_Document source_:
......

REFLEXION

LE MINISTRE DE LA COMMUNICATION, M. KAOUANE : La dignité de la presse "ne se conçoit pas sans la dignité du journaliste"

Le ministre de la Communication, Djamel Kaouane, a souligné lundi à Alger, que "la dignité de la presse ne se conçoit pas sans la dignité du journaliste" et tout problème doit être posé de manière "sérieuse et honnête".



La dignité du journaliste est l'acte fondateur de la dignité de la presse, et le journaliste doit jouir de tous ses droits à travers, notamment, une rémunération décente, une couverture sociale, une formation, et une évolution de carrière", a affirmé M. Kaouane dans un point de presse tenu en marge de l'inauguration du nouveau siège de l'agence "ANEP-Messagerie Express" à Ouled-Fayet. Evoquant, à cette occasion, le cas du quotidien arabophone El-Fadjr, il a indiqué qu'un collectif de soutien à ce journal avait été reçu dimanche au niveau du ministère de la Communication où il a laissé une plate-forme  relative à la situation actuelle du journal.  Il a précisé, à cet égard, que "le problème du quotidien El-Fadjr est strictement économique". Il a, notamment, fait savoir, que ce journal "a bénéficié de 76 milliards de centimes en huit ans, et quatre milliards de centimes en sept mois durant l'année en cours". Le ministre de la Communication a ajouté que le journal El-Fadjr "a une dette de près de dix milliards de centimes, et n'a payé qu'un mois de loyer en 13 ans à la Maison de la presse Tahar Djaout, où il occupe un  espace de plus de 200 mètres carrés". Il a appelé, à ce propos, à "ne pas tromper l'opinion publique, et il faut poser les problèmes de façon sérieuse, honnête et professionnelle" en faisant allusion au journal El-Fadjr pour lequel un sit-in de solidarité a été organisé lundi la Maison de la presse "Tahar Djaout".Dénonçant ceux qui demandent où va l'argent de l'ANEP, il a affirmé que celle-ci "sait bien où va son argent, et il faut plutôt s'interroger sur sa destination finale une fois accordé", affirmant dans le même sillage, que "l'ANEP ne détient pas le monopole et n'est pas un moyen de pression, au contraire c'est un moyen de soutien à la presse". Par ailleurs, M. Kaouane a tenu à rendre hommage au Syndicat national des journalistes (SNJ) pour ses efforts visant à préserver la dignité des journalistes, citant, notamment, l'exemple du quotidien La Tribune, qui a cessé de paraître pour des raisons financières.

......

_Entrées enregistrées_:

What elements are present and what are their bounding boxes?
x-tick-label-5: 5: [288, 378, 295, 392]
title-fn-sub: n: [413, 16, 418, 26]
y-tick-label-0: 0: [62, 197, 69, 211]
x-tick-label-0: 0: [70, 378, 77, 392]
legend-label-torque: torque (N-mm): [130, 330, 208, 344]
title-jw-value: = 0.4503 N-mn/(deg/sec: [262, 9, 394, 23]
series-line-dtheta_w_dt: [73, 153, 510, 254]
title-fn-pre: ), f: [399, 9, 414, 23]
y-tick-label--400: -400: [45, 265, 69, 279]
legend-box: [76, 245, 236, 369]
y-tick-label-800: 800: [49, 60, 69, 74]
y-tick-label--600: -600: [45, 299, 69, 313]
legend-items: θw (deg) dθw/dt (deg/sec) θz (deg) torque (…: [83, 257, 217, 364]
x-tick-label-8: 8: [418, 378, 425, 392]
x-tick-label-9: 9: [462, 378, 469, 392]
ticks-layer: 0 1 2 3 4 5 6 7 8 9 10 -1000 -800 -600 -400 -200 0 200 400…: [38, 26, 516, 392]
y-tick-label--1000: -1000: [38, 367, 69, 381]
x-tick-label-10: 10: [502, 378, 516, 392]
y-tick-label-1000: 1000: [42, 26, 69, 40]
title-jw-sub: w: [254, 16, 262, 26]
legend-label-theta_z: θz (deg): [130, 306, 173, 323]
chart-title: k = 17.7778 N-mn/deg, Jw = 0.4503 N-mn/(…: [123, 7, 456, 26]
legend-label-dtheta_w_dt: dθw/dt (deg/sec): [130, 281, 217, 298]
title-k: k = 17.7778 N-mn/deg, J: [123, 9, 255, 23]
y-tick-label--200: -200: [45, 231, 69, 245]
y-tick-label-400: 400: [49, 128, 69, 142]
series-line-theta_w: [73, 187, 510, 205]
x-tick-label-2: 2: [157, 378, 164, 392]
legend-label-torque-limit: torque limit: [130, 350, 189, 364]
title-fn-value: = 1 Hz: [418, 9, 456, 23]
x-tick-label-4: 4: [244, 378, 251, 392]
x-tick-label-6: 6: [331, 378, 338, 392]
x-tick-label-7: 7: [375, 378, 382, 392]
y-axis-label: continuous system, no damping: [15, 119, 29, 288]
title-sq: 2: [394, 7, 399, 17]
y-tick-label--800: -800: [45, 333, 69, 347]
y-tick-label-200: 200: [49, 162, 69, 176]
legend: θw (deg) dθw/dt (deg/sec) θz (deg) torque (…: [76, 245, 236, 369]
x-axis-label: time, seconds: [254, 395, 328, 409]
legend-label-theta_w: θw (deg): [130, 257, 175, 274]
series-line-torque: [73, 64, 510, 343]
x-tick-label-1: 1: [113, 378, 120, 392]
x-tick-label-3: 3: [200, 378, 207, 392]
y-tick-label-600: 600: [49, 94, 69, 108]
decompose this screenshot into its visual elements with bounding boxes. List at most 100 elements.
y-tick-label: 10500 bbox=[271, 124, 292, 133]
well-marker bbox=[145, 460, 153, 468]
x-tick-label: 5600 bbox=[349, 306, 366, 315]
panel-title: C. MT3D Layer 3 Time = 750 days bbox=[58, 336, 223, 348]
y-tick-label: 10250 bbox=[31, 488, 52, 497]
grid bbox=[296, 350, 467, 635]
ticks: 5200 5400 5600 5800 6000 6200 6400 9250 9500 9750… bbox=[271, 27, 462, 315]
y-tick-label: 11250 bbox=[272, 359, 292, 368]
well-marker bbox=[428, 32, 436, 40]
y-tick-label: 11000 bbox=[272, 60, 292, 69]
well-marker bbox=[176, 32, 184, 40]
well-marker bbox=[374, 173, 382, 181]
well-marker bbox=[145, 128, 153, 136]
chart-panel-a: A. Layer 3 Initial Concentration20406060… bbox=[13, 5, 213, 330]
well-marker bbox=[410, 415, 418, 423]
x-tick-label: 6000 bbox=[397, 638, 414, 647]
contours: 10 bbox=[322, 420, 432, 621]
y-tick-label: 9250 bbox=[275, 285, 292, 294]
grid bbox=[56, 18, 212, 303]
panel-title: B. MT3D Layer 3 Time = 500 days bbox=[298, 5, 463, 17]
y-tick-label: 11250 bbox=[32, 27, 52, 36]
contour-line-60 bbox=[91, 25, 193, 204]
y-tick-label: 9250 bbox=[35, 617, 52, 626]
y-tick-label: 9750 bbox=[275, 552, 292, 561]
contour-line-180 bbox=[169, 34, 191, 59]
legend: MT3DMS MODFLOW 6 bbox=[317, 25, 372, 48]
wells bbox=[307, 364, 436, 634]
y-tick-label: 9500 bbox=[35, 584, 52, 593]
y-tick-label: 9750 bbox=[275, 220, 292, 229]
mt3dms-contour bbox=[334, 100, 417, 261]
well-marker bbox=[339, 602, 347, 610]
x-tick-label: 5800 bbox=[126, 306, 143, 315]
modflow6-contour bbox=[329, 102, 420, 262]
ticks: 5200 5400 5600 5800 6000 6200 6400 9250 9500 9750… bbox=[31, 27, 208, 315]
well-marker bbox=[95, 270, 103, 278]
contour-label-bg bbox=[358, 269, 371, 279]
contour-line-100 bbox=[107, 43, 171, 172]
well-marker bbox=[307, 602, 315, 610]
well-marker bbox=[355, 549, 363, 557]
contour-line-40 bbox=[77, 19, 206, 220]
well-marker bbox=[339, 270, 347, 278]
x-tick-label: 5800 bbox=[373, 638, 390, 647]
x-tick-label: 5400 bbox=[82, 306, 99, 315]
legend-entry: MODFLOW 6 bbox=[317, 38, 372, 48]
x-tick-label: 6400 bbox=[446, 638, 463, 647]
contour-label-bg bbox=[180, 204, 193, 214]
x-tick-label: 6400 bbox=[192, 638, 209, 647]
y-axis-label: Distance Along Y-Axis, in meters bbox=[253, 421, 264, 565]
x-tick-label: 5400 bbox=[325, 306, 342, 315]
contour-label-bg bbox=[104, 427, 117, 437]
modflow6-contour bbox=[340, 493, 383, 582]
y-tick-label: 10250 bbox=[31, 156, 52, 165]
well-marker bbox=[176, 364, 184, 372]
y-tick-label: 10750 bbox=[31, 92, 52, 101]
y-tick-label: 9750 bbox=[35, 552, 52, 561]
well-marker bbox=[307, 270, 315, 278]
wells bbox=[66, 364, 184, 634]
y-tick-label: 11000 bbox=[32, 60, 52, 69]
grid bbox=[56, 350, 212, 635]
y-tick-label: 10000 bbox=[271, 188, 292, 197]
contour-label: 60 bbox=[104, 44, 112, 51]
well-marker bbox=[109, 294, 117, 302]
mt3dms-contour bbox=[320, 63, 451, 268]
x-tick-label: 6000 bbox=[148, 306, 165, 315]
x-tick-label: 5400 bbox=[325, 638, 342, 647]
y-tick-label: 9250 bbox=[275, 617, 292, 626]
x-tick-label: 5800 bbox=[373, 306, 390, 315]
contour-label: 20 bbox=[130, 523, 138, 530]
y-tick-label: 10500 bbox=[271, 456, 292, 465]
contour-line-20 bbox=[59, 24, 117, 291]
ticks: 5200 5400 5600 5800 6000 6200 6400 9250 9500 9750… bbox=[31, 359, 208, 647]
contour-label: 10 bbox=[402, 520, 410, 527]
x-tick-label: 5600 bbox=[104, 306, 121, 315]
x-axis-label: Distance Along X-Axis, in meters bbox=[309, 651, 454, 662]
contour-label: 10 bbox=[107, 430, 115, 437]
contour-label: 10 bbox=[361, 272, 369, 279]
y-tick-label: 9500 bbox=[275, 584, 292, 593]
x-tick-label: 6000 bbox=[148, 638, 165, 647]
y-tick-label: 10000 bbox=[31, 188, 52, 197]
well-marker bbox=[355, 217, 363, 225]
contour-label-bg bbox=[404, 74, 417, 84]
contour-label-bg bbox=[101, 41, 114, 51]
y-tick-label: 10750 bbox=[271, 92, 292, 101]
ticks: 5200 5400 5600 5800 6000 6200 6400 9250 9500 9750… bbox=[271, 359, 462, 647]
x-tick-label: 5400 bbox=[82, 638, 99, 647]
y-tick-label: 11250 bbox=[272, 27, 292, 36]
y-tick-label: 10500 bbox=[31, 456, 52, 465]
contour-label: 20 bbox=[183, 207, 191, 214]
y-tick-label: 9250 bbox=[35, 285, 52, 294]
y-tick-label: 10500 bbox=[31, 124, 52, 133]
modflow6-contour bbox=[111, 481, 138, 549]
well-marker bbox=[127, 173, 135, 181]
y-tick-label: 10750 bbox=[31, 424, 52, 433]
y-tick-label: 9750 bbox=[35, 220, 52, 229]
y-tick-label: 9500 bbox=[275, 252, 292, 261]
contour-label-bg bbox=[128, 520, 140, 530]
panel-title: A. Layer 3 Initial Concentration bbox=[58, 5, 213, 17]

......

_Consigne de travail 1_: D'après l'article sur les propos du ministre de la Communication, combien de mois de loyer le journal El-Fadjr a-t-il payés en 13 ans à la Maison de la presse Tahar Djaout ?
_Consigne de travail 2_: Dressez la liste de tout ce dont le journaliste doit pouvoir jouir, selon le ministre cité dans l'article sur les propos du ministre de la Communication.

_Zone de réponse 1_: Il n'en a payé qu'un seul.

_Zone de réponse 2_:
- une rémunération décente
- une couverture sociale
- une formation
- une évolution de carrière